Your task
Take each line containing "桥接模式" and report it exactly as written.

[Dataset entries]
** Start **

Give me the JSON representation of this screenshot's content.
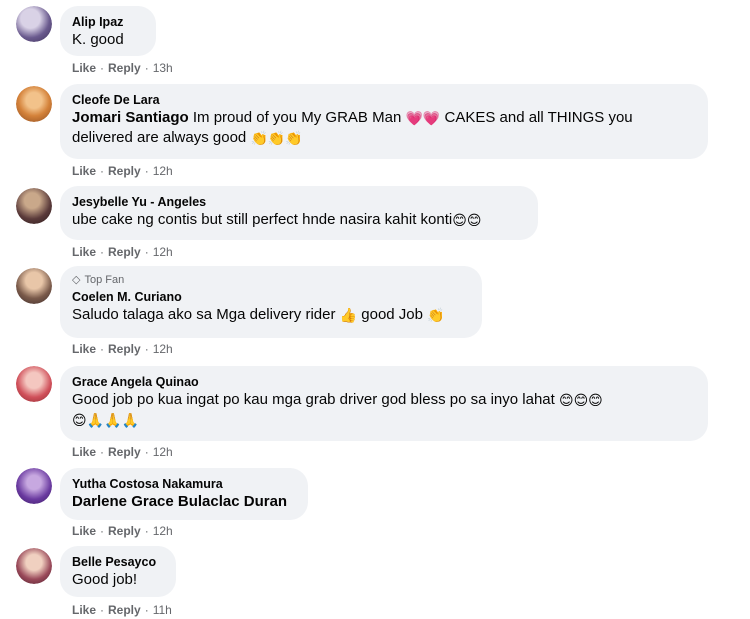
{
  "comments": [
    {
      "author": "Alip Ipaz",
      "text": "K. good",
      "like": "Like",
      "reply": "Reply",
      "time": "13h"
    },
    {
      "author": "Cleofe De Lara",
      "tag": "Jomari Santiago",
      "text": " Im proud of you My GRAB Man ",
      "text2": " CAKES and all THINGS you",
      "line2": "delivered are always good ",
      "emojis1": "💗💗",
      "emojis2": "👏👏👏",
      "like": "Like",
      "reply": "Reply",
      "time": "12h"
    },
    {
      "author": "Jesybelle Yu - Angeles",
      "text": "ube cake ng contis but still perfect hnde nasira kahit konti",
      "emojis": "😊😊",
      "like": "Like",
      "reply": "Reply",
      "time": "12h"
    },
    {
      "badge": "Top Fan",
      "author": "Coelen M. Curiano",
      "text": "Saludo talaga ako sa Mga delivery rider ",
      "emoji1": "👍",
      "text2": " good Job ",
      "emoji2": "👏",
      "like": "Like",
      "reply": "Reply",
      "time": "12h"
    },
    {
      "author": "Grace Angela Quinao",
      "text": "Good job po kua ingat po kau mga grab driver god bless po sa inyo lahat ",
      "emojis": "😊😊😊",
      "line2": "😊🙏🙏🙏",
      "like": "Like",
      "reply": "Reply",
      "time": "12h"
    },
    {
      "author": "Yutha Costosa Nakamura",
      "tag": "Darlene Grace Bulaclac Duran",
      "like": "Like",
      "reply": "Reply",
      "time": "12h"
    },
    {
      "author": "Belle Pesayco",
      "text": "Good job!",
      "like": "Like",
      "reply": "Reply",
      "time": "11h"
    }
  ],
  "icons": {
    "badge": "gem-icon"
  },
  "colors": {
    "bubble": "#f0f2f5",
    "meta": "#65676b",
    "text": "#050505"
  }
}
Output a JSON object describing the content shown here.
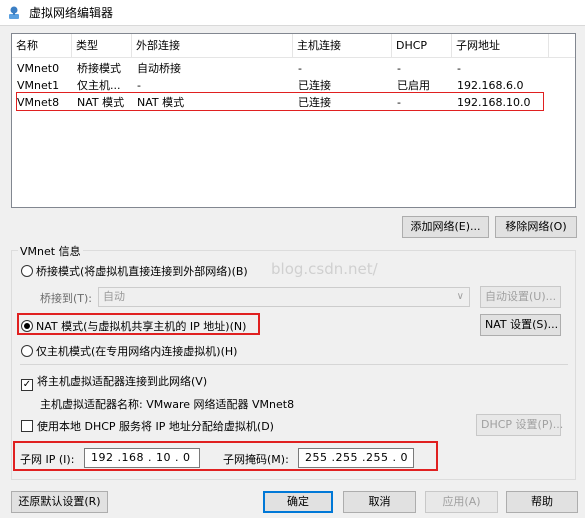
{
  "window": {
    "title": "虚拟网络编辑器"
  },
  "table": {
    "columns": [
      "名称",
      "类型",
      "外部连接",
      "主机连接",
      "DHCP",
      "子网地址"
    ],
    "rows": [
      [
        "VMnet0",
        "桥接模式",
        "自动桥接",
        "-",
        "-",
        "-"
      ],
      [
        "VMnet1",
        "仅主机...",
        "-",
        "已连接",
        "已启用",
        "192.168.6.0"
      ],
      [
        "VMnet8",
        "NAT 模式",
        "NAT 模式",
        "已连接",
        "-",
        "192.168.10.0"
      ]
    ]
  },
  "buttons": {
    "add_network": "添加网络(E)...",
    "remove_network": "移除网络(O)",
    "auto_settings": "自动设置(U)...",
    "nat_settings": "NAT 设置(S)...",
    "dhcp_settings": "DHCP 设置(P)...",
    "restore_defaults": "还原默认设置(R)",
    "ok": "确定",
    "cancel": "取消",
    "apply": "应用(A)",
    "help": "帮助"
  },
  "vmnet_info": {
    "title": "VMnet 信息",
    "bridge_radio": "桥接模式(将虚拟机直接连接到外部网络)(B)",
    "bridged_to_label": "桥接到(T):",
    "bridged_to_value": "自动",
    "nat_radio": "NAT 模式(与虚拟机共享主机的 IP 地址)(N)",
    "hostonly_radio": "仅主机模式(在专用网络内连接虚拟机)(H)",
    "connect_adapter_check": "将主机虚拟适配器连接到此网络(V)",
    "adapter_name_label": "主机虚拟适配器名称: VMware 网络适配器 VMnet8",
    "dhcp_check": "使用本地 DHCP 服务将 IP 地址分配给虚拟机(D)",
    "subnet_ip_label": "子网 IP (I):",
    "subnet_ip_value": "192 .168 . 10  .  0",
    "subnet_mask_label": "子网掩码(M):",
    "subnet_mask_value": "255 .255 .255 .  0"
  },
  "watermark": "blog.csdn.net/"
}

** End **

Reply to the task
        "桥接模式",
    "bridge_radio": "桥接模式(将虚拟机直接连接到外部网络)(B)",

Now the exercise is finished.